* _Task data_:
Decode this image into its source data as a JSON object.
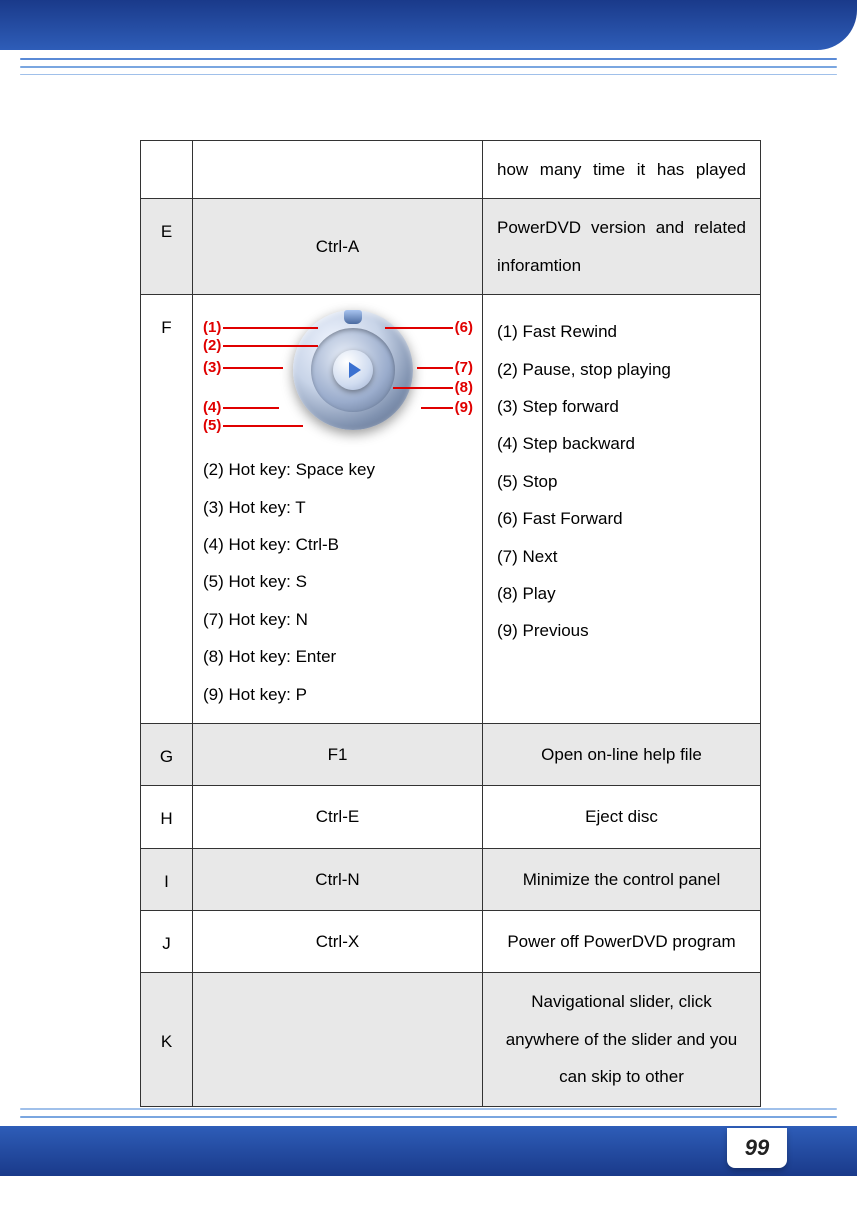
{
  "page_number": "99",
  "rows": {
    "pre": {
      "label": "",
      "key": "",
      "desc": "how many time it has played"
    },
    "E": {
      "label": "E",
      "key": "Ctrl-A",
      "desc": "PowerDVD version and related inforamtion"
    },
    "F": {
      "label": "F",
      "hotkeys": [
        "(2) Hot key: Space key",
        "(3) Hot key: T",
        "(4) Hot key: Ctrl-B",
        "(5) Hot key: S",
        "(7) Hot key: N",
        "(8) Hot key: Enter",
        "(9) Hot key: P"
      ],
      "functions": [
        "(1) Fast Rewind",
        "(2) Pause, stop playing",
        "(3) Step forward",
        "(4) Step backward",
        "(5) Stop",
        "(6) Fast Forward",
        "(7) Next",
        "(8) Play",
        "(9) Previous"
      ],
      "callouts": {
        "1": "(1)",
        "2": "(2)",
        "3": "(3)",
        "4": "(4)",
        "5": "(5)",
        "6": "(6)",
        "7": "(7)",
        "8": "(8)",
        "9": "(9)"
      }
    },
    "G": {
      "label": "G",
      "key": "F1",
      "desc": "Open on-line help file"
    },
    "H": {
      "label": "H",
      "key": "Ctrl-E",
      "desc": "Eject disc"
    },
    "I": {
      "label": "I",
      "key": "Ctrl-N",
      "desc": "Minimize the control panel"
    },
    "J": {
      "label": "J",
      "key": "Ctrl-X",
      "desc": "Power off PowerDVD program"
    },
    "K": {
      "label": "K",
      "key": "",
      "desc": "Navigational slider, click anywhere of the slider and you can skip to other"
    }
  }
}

* _What needs to be done_:
Leave out the pictures and output the rest of the material exactly as written.

* _The result_:
Decode this image into its source data as a JSON object.
{
  "page_number": "99",
  "rows": {
    "pre": {
      "label": "",
      "key": "",
      "desc": "how many time it has played"
    },
    "E": {
      "label": "E",
      "key": "Ctrl-A",
      "desc": "PowerDVD version and related inforamtion"
    },
    "F": {
      "label": "F",
      "hotkeys": [
        "(2) Hot key: Space key",
        "(3) Hot key: T",
        "(4) Hot key: Ctrl-B",
        "(5) Hot key: S",
        "(7) Hot key: N",
        "(8) Hot key: Enter",
        "(9) Hot key: P"
      ],
      "functions": [
        "(1) Fast Rewind",
        "(2) Pause, stop playing",
        "(3) Step forward",
        "(4) Step backward",
        "(5) Stop",
        "(6) Fast Forward",
        "(7) Next",
        "(8) Play",
        "(9) Previous"
      ],
      "callouts": {
        "1": "(1)",
        "2": "(2)",
        "3": "(3)",
        "4": "(4)",
        "5": "(5)",
        "6": "(6)",
        "7": "(7)",
        "8": "(8)",
        "9": "(9)"
      }
    },
    "G": {
      "label": "G",
      "key": "F1",
      "desc": "Open on-line help file"
    },
    "H": {
      "label": "H",
      "key": "Ctrl-E",
      "desc": "Eject disc"
    },
    "I": {
      "label": "I",
      "key": "Ctrl-N",
      "desc": "Minimize the control panel"
    },
    "J": {
      "label": "J",
      "key": "Ctrl-X",
      "desc": "Power off PowerDVD program"
    },
    "K": {
      "label": "K",
      "key": "",
      "desc": "Navigational slider, click anywhere of the slider and you can skip to other"
    }
  }
}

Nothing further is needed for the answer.